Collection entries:
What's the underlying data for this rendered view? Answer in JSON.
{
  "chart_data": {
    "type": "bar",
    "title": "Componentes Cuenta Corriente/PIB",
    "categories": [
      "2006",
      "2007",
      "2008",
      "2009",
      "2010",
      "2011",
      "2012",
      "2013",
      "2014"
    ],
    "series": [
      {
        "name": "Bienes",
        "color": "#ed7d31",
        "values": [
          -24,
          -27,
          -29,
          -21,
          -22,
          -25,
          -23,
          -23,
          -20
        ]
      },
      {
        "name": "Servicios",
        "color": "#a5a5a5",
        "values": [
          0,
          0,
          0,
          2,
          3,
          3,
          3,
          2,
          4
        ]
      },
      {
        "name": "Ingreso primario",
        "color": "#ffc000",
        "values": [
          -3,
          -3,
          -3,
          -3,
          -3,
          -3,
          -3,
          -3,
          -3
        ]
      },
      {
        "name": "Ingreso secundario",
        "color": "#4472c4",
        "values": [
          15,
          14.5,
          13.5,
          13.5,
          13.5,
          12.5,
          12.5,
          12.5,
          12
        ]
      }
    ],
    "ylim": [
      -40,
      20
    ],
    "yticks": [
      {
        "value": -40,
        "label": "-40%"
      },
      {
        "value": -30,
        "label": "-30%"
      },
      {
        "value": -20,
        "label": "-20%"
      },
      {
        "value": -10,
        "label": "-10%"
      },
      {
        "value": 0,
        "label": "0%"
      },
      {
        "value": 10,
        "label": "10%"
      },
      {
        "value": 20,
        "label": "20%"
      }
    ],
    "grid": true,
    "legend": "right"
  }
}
---
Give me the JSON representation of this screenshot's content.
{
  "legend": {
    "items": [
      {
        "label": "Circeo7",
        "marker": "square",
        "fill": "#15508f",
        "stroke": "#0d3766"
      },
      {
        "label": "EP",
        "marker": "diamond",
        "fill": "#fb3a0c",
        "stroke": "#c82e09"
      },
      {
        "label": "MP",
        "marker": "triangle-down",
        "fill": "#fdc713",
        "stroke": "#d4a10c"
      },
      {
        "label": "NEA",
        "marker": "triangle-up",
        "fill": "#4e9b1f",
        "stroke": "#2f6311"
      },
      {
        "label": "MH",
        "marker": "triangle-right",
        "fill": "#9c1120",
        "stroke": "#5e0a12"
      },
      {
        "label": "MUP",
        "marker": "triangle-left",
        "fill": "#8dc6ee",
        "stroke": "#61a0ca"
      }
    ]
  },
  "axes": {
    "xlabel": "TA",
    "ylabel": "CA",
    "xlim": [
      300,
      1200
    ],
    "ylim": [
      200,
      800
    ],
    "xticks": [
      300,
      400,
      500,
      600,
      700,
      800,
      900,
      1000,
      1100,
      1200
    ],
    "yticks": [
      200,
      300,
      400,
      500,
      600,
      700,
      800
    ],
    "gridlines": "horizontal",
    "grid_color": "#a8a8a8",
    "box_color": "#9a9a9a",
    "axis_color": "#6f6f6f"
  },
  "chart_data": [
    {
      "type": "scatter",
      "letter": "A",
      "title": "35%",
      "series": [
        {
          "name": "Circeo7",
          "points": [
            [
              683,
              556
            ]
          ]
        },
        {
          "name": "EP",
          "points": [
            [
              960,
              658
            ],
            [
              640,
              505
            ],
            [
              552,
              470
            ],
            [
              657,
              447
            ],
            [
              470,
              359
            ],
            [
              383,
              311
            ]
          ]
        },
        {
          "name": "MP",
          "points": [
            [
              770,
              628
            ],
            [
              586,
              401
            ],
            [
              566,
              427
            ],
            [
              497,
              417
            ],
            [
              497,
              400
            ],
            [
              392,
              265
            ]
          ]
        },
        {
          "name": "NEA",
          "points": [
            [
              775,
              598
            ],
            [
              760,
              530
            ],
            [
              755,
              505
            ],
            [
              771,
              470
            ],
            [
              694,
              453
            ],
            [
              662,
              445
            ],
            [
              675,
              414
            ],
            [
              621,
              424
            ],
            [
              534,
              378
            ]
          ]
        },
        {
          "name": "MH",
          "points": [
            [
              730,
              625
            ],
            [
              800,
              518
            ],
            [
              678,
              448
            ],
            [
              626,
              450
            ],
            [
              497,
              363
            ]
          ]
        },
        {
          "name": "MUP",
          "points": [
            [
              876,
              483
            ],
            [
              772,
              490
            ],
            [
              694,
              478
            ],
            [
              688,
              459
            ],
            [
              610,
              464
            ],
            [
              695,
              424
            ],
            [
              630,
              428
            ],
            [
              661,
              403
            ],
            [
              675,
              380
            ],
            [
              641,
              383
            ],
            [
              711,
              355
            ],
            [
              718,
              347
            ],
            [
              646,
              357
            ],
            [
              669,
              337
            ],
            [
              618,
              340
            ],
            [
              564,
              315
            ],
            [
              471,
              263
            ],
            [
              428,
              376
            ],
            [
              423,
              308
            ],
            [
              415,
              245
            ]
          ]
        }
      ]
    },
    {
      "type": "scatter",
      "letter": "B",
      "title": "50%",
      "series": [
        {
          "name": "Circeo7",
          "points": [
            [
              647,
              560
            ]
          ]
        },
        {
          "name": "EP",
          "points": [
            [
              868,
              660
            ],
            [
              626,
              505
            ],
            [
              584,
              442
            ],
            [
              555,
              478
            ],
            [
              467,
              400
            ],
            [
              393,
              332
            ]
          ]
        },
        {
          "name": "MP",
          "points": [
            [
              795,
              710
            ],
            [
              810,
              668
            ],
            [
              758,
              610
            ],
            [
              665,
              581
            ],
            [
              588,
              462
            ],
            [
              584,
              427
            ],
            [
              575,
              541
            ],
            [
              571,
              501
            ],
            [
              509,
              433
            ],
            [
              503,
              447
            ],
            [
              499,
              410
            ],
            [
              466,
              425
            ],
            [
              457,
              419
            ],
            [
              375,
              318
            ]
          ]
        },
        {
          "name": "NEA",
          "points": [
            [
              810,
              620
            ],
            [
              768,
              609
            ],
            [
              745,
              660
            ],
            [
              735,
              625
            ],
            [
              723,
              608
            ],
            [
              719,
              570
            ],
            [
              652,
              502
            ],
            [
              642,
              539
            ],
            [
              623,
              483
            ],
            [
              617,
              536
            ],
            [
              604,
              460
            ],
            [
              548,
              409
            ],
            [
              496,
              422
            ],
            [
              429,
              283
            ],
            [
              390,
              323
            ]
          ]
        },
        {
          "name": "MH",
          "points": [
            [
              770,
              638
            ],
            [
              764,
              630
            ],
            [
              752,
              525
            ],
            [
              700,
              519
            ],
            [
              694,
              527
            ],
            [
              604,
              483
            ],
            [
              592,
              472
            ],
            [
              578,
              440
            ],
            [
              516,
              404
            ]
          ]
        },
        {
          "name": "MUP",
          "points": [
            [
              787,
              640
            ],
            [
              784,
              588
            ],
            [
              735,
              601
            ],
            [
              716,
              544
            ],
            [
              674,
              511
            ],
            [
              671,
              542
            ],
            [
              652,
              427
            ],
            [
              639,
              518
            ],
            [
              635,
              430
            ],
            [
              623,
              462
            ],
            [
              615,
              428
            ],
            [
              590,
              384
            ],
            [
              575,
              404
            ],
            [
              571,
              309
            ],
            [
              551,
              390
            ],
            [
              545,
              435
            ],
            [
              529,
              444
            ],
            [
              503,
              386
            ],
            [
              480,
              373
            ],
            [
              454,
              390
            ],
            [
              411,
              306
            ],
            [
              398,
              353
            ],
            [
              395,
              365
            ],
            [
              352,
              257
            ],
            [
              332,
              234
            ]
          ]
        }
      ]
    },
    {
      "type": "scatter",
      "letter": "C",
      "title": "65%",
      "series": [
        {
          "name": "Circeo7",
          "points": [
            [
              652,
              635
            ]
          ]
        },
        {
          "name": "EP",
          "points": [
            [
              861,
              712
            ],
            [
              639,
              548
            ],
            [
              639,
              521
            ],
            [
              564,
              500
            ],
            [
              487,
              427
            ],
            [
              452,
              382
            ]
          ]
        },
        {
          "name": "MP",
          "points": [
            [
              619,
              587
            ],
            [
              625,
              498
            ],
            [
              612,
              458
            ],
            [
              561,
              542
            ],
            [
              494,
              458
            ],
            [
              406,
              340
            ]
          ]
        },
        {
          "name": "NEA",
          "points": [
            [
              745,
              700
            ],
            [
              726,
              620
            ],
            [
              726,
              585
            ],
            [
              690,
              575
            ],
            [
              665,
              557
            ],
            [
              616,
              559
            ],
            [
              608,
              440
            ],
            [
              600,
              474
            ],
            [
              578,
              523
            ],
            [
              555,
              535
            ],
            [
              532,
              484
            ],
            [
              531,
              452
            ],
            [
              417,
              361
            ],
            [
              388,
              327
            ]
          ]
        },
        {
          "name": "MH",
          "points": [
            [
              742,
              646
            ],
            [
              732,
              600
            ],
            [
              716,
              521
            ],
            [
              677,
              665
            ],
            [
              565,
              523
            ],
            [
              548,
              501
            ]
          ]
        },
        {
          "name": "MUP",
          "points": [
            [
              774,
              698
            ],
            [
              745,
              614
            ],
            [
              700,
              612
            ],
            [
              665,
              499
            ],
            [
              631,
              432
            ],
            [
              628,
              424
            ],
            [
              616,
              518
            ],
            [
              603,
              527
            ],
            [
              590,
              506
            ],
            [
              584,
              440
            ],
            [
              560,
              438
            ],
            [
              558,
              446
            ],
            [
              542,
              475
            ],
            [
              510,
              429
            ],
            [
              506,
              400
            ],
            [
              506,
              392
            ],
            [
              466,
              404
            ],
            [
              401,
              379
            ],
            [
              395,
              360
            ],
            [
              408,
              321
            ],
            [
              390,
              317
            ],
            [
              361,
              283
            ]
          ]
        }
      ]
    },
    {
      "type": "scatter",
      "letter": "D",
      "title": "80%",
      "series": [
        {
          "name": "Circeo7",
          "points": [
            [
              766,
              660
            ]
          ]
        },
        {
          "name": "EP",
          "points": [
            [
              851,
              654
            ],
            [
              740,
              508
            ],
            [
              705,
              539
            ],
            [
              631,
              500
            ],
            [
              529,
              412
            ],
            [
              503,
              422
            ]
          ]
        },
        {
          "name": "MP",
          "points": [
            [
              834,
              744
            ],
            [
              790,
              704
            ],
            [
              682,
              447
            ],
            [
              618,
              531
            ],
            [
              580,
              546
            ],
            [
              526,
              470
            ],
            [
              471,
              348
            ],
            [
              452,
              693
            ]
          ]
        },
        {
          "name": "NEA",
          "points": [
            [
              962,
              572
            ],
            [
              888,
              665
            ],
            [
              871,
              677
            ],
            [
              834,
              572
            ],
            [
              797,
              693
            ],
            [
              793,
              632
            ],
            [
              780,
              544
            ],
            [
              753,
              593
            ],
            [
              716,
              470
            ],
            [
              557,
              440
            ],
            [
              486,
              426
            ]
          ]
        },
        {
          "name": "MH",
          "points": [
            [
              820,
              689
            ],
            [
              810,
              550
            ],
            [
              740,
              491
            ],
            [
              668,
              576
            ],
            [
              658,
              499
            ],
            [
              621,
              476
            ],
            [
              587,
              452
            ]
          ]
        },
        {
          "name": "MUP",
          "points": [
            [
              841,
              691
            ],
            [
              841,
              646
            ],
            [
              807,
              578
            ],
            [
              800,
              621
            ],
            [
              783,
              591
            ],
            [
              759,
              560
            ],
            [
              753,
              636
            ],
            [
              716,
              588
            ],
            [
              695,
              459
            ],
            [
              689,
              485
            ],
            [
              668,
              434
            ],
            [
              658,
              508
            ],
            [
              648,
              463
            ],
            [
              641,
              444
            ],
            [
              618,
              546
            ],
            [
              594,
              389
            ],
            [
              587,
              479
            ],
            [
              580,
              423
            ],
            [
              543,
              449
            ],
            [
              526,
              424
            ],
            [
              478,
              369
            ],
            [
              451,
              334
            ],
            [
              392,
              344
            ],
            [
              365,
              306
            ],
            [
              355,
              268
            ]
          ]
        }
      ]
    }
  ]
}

• **AIM OF THE TASK**: Select from the material above each line in which the string "JSON" appears, and list those lines.

• **EXPECTED ANSWER**:
What's the underlying data for this rendered view? Answer in JSON.
Give me the JSON representation of this screenshot's content.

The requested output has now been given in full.